→ **What is expected**
Search the entries for the word "icon" and pull out each line that has it.

Collected data entries
──────────
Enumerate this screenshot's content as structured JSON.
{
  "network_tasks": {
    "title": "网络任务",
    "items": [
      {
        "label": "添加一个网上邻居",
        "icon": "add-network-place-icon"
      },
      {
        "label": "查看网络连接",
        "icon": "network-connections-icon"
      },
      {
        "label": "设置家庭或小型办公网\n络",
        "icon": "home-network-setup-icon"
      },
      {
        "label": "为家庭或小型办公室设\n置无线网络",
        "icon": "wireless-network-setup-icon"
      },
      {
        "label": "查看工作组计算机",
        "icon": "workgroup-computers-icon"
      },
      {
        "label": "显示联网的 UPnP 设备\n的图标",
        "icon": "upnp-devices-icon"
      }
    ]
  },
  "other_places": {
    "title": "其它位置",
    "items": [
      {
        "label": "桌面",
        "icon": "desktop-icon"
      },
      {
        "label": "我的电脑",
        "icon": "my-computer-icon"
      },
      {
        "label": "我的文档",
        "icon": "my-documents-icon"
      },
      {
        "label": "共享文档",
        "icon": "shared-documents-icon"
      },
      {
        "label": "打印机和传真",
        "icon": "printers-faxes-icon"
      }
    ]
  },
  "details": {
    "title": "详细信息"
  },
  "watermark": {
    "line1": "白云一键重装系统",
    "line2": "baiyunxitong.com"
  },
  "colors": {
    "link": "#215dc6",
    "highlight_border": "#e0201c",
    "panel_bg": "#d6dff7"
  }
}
──────────
→ **Answer to the task**
        "icon": "add-network-place-icon"
        "icon": "network-connections-icon"
        "icon": "home-network-setup-icon"
        "icon": "wireless-network-setup-icon"
        "icon": "workgroup-computers-icon"
        "icon": "upnp-devices-icon"
        "icon": "desktop-icon"
        "icon": "my-computer-icon"
        "icon": "my-documents-icon"
        "icon": "shared-documents-icon"
        "icon": "printers-faxes-icon"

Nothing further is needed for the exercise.